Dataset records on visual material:
---

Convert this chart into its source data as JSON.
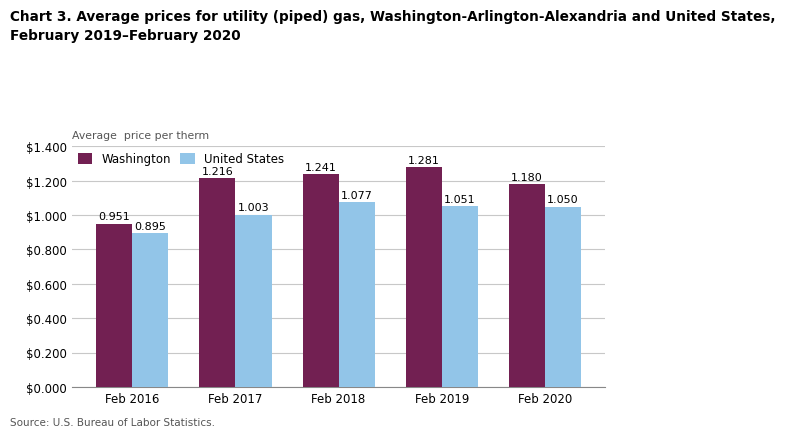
{
  "title_line1": "Chart 3. Average prices for utility (piped) gas, Washington-Arlington-Alexandria and United States,",
  "title_line2": "February 2019–February 2020",
  "ylabel": "Average  price per therm",
  "source": "Source: U.S. Bureau of Labor Statistics.",
  "categories": [
    "Feb 2016",
    "Feb 2017",
    "Feb 2018",
    "Feb 2019",
    "Feb 2020"
  ],
  "washington": [
    0.951,
    1.216,
    1.241,
    1.281,
    1.18
  ],
  "us": [
    0.895,
    1.003,
    1.077,
    1.051,
    1.05
  ],
  "washington_color": "#722052",
  "us_color": "#92C5E8",
  "ylim": [
    0,
    1.4
  ],
  "yticks": [
    0.0,
    0.2,
    0.4,
    0.6,
    0.8,
    1.0,
    1.2,
    1.4
  ],
  "legend_washington": "Washington",
  "legend_us": "United States",
  "bar_width": 0.35,
  "background_color": "#ffffff",
  "plot_bg_color": "#ffffff",
  "grid_color": "#c8c8c8",
  "title_fontsize": 9.8,
  "ylabel_fontsize": 7.8,
  "tick_fontsize": 8.5,
  "annotation_fontsize": 8.0,
  "legend_fontsize": 8.5,
  "source_fontsize": 7.5
}
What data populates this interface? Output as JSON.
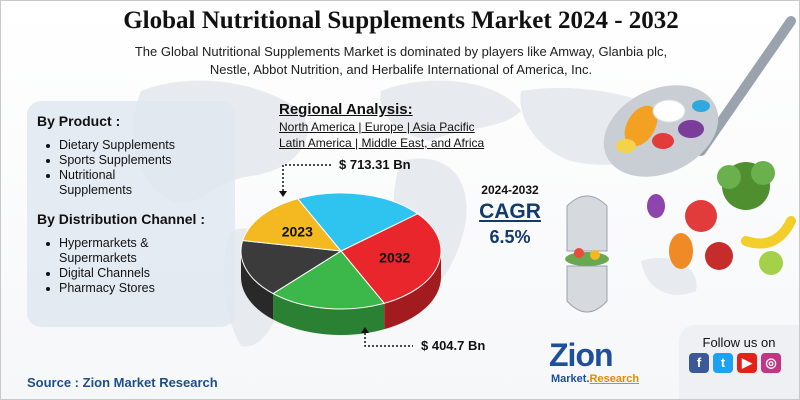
{
  "title": "Global Nutritional Supplements Market 2024 - 2032",
  "subtitle_line1": "The Global Nutritional Supplements Market is dominated by players like Amway, Glanbia plc,",
  "subtitle_line2": "Nestle, Abbot Nutrition, and Herbalife International of America, Inc.",
  "by_product": {
    "title": "By Product :",
    "items": [
      "Dietary Supplements",
      "Sports Supplements",
      "Nutritional",
      "Supplements"
    ]
  },
  "by_channel": {
    "title": "By Distribution Channel :",
    "items": [
      "Hypermarkets &",
      "Supermarkets",
      "Digital Channels",
      "Pharmacy Stores"
    ]
  },
  "regional": {
    "title": "Regional Analysis:",
    "line1": "North America | Europe | Asia Pacific",
    "line2": "Latin America | Middle East, and Africa"
  },
  "cagr": {
    "period": "2024-2032",
    "label": "CAGR",
    "value": "6.5%"
  },
  "source": "Source : Zion Market Research",
  "follow": "Follow us on",
  "logo": {
    "main": "Zion",
    "sub_a": "Market.",
    "sub_b": "Research"
  },
  "social_icons": [
    "facebook-icon",
    "twitter-icon",
    "youtube-icon",
    "instagram-icon"
  ],
  "colors": {
    "red": "#e8262b",
    "green": "#3cb84a",
    "dark": "#3b3b3b",
    "yellow": "#f4b820",
    "cyan": "#2ec4ef",
    "brand": "#1f4e9a"
  },
  "chart_data": {
    "type": "pie",
    "slices": [
      {
        "label": "2032",
        "color": "#e8262b"
      },
      {
        "label": "",
        "color": "#3cb84a"
      },
      {
        "label": "",
        "color": "#3b3b3b"
      },
      {
        "label": "2023",
        "color": "#f4b820"
      },
      {
        "label": "",
        "color": "#2ec4ef"
      }
    ],
    "values": [
      29,
      19,
      16,
      15,
      21
    ],
    "annotations": [
      {
        "text": "$ 713.31 Bn",
        "year": "2032"
      },
      {
        "text": "$ 404.7 Bn",
        "year": "2023"
      }
    ]
  }
}
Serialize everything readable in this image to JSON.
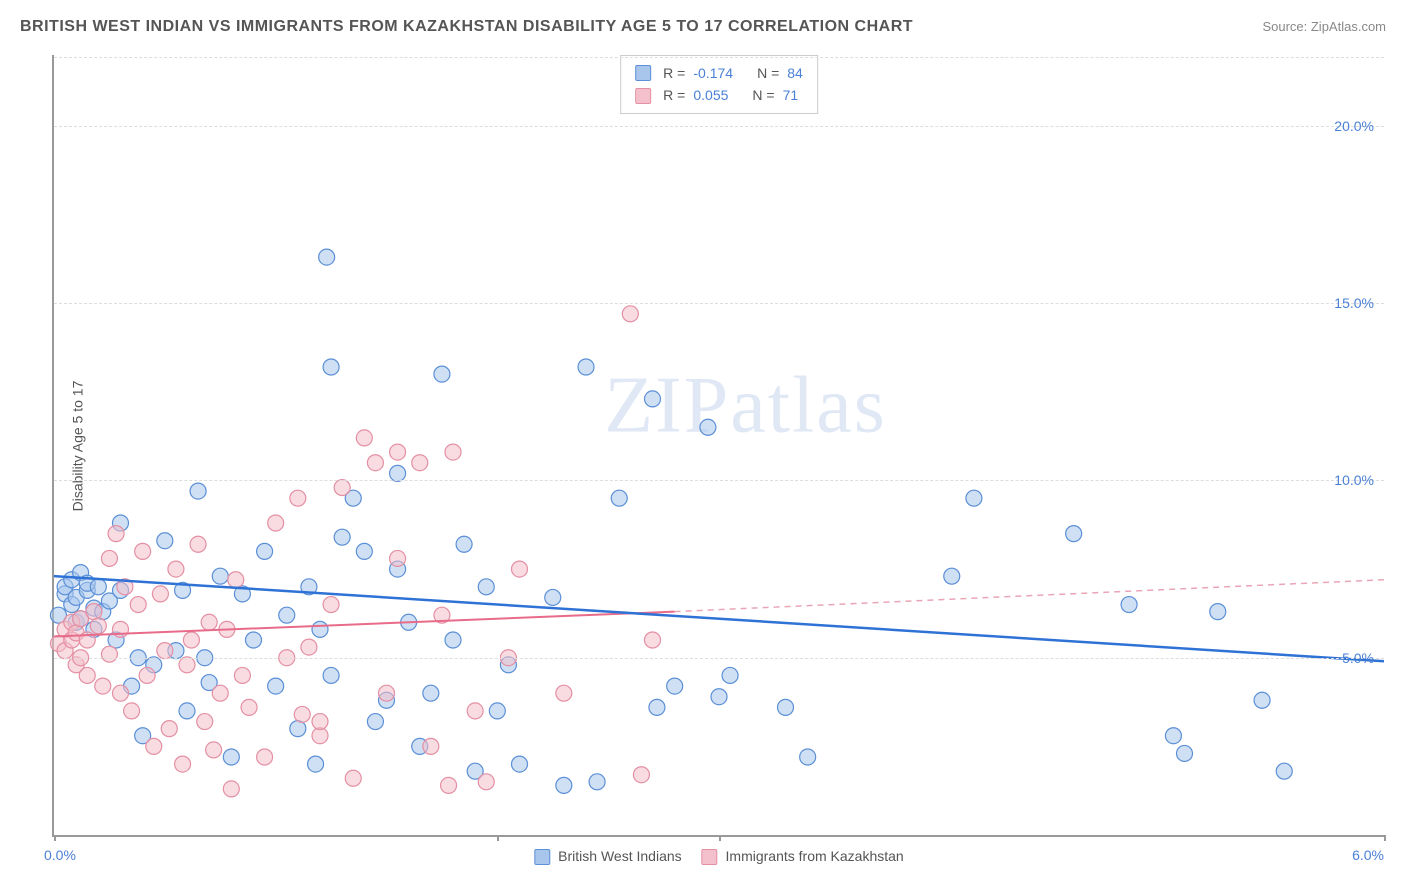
{
  "title": "BRITISH WEST INDIAN VS IMMIGRANTS FROM KAZAKHSTAN DISABILITY AGE 5 TO 17 CORRELATION CHART",
  "source": "Source: ZipAtlas.com",
  "watermark": "ZIPatlas",
  "chart": {
    "type": "scatter",
    "y_axis_label": "Disability Age 5 to 17",
    "xlim": [
      0.0,
      6.0
    ],
    "ylim": [
      0.0,
      22.0
    ],
    "y_ticks": [
      5.0,
      10.0,
      15.0,
      20.0
    ],
    "y_tick_labels": [
      "5.0%",
      "10.0%",
      "15.0%",
      "20.0%"
    ],
    "x_origin_label": "0.0%",
    "x_max_label": "6.0%",
    "x_ticks_at": [
      0.0,
      2.0,
      3.0,
      6.0
    ],
    "background_color": "#ffffff",
    "grid_color": "#dddddd",
    "axis_color": "#999999",
    "marker_radius": 8,
    "marker_stroke_width": 1.2,
    "series": [
      {
        "name": "British West Indians",
        "fill": "#a8c6ec",
        "stroke": "#5b8fd6",
        "fill_opacity": 0.55,
        "r_value": "-0.174",
        "n_value": "84",
        "regression": {
          "x1": 0.0,
          "y1": 7.3,
          "x2": 6.0,
          "y2": 4.9,
          "stroke": "#2f72d6",
          "width": 2.5,
          "dash": ""
        },
        "points": [
          [
            0.02,
            6.2
          ],
          [
            0.05,
            6.8
          ],
          [
            0.05,
            7.0
          ],
          [
            0.08,
            6.5
          ],
          [
            0.08,
            7.2
          ],
          [
            0.1,
            6.0
          ],
          [
            0.1,
            6.7
          ],
          [
            0.12,
            7.4
          ],
          [
            0.12,
            6.1
          ],
          [
            0.15,
            6.9
          ],
          [
            0.15,
            7.1
          ],
          [
            0.18,
            5.8
          ],
          [
            0.18,
            6.4
          ],
          [
            0.2,
            7.0
          ],
          [
            0.22,
            6.3
          ],
          [
            0.25,
            6.6
          ],
          [
            0.28,
            5.5
          ],
          [
            0.3,
            8.8
          ],
          [
            0.3,
            6.9
          ],
          [
            0.35,
            4.2
          ],
          [
            0.38,
            5.0
          ],
          [
            0.4,
            2.8
          ],
          [
            0.45,
            4.8
          ],
          [
            0.5,
            8.3
          ],
          [
            0.55,
            5.2
          ],
          [
            0.58,
            6.9
          ],
          [
            0.6,
            3.5
          ],
          [
            0.65,
            9.7
          ],
          [
            0.68,
            5.0
          ],
          [
            0.7,
            4.3
          ],
          [
            0.75,
            7.3
          ],
          [
            0.8,
            2.2
          ],
          [
            0.85,
            6.8
          ],
          [
            0.9,
            5.5
          ],
          [
            0.95,
            8.0
          ],
          [
            1.0,
            4.2
          ],
          [
            1.05,
            6.2
          ],
          [
            1.1,
            3.0
          ],
          [
            1.15,
            7.0
          ],
          [
            1.18,
            2.0
          ],
          [
            1.2,
            5.8
          ],
          [
            1.23,
            16.3
          ],
          [
            1.25,
            4.5
          ],
          [
            1.25,
            13.2
          ],
          [
            1.3,
            8.4
          ],
          [
            1.35,
            9.5
          ],
          [
            1.4,
            8.0
          ],
          [
            1.45,
            3.2
          ],
          [
            1.5,
            3.8
          ],
          [
            1.55,
            7.5
          ],
          [
            1.55,
            10.2
          ],
          [
            1.6,
            6.0
          ],
          [
            1.65,
            2.5
          ],
          [
            1.7,
            4.0
          ],
          [
            1.75,
            13.0
          ],
          [
            1.8,
            5.5
          ],
          [
            1.85,
            8.2
          ],
          [
            1.9,
            1.8
          ],
          [
            1.95,
            7.0
          ],
          [
            2.0,
            3.5
          ],
          [
            2.05,
            4.8
          ],
          [
            2.1,
            2.0
          ],
          [
            2.25,
            6.7
          ],
          [
            2.3,
            1.4
          ],
          [
            2.4,
            13.2
          ],
          [
            2.45,
            1.5
          ],
          [
            2.55,
            9.5
          ],
          [
            2.7,
            12.3
          ],
          [
            2.72,
            3.6
          ],
          [
            2.8,
            4.2
          ],
          [
            2.95,
            11.5
          ],
          [
            3.0,
            3.9
          ],
          [
            3.05,
            4.5
          ],
          [
            3.3,
            3.6
          ],
          [
            3.4,
            2.2
          ],
          [
            4.05,
            7.3
          ],
          [
            4.15,
            9.5
          ],
          [
            4.6,
            8.5
          ],
          [
            4.85,
            6.5
          ],
          [
            5.05,
            2.8
          ],
          [
            5.1,
            2.3
          ],
          [
            5.25,
            6.3
          ],
          [
            5.45,
            3.8
          ],
          [
            5.55,
            1.8
          ]
        ]
      },
      {
        "name": "Immigrants from Kazakhstan",
        "fill": "#f4c0cb",
        "stroke": "#e48fa3",
        "fill_opacity": 0.55,
        "r_value": "0.055",
        "n_value": "71",
        "regression_solid": {
          "x1": 0.0,
          "y1": 5.6,
          "x2": 2.8,
          "y2": 6.3,
          "stroke": "#e86b8a",
          "width": 2,
          "dash": ""
        },
        "regression_dash": {
          "x1": 2.8,
          "y1": 6.3,
          "x2": 6.0,
          "y2": 7.2,
          "stroke": "#e9a5b5",
          "width": 1.5,
          "dash": "6,5"
        },
        "points": [
          [
            0.02,
            5.4
          ],
          [
            0.05,
            5.8
          ],
          [
            0.05,
            5.2
          ],
          [
            0.08,
            6.0
          ],
          [
            0.08,
            5.5
          ],
          [
            0.1,
            4.8
          ],
          [
            0.1,
            5.7
          ],
          [
            0.12,
            6.1
          ],
          [
            0.12,
            5.0
          ],
          [
            0.15,
            5.5
          ],
          [
            0.15,
            4.5
          ],
          [
            0.18,
            6.3
          ],
          [
            0.2,
            5.9
          ],
          [
            0.22,
            4.2
          ],
          [
            0.25,
            7.8
          ],
          [
            0.25,
            5.1
          ],
          [
            0.28,
            8.5
          ],
          [
            0.3,
            4.0
          ],
          [
            0.3,
            5.8
          ],
          [
            0.32,
            7.0
          ],
          [
            0.35,
            3.5
          ],
          [
            0.38,
            6.5
          ],
          [
            0.4,
            8.0
          ],
          [
            0.42,
            4.5
          ],
          [
            0.45,
            2.5
          ],
          [
            0.48,
            6.8
          ],
          [
            0.5,
            5.2
          ],
          [
            0.52,
            3.0
          ],
          [
            0.55,
            7.5
          ],
          [
            0.58,
            2.0
          ],
          [
            0.6,
            4.8
          ],
          [
            0.62,
            5.5
          ],
          [
            0.65,
            8.2
          ],
          [
            0.68,
            3.2
          ],
          [
            0.7,
            6.0
          ],
          [
            0.72,
            2.4
          ],
          [
            0.75,
            4.0
          ],
          [
            0.78,
            5.8
          ],
          [
            0.8,
            1.3
          ],
          [
            0.82,
            7.2
          ],
          [
            0.85,
            4.5
          ],
          [
            0.88,
            3.6
          ],
          [
            0.95,
            2.2
          ],
          [
            1.0,
            8.8
          ],
          [
            1.05,
            5.0
          ],
          [
            1.1,
            9.5
          ],
          [
            1.12,
            3.4
          ],
          [
            1.15,
            5.3
          ],
          [
            1.2,
            2.8
          ],
          [
            1.2,
            3.2
          ],
          [
            1.25,
            6.5
          ],
          [
            1.3,
            9.8
          ],
          [
            1.35,
            1.6
          ],
          [
            1.4,
            11.2
          ],
          [
            1.45,
            10.5
          ],
          [
            1.5,
            4.0
          ],
          [
            1.55,
            7.8
          ],
          [
            1.55,
            10.8
          ],
          [
            1.65,
            10.5
          ],
          [
            1.7,
            2.5
          ],
          [
            1.75,
            6.2
          ],
          [
            1.78,
            1.4
          ],
          [
            1.8,
            10.8
          ],
          [
            1.9,
            3.5
          ],
          [
            1.95,
            1.5
          ],
          [
            2.05,
            5.0
          ],
          [
            2.1,
            7.5
          ],
          [
            2.3,
            4.0
          ],
          [
            2.6,
            14.7
          ],
          [
            2.65,
            1.7
          ],
          [
            2.7,
            5.5
          ]
        ]
      }
    ]
  },
  "stats_labels": {
    "r": "R =",
    "n": "N ="
  },
  "bottom_legend": [
    {
      "label": "British West Indians",
      "fill": "#a8c6ec",
      "stroke": "#5b8fd6"
    },
    {
      "label": "Immigrants from Kazakhstan",
      "fill": "#f4c0cb",
      "stroke": "#e48fa3"
    }
  ]
}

---

### Task to complete
Search the records for the string "Global" and return every line in which it occurs.

### Finished task
  "title": "Global Nutritional Supplements Market 2024 - 2032",
  "subtitle_line1": "The Global Nutritional Supplements Market is dominated by players like Amway, Glanbia plc,",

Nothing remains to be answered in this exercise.